## begin Dataset records

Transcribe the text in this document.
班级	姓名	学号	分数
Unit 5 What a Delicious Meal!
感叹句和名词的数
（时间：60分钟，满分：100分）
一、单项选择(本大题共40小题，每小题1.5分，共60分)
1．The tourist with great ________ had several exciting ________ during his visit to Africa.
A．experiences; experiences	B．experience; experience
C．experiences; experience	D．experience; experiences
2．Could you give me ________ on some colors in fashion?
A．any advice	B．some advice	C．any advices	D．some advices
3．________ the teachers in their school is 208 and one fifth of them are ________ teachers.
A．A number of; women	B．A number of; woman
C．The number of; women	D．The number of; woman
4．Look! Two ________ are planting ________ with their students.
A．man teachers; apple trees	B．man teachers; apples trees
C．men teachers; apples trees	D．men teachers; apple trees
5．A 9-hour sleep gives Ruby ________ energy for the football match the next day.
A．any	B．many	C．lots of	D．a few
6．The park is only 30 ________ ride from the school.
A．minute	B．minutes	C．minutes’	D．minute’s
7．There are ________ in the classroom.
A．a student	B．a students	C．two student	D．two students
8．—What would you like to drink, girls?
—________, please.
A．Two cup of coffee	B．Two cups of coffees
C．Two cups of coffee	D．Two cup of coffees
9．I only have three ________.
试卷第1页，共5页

## end Dataset records

● **Given problem**: Tally the lines of the listing above that include the word "women". Answer with the number alone.

● **Output of the exercise**: 2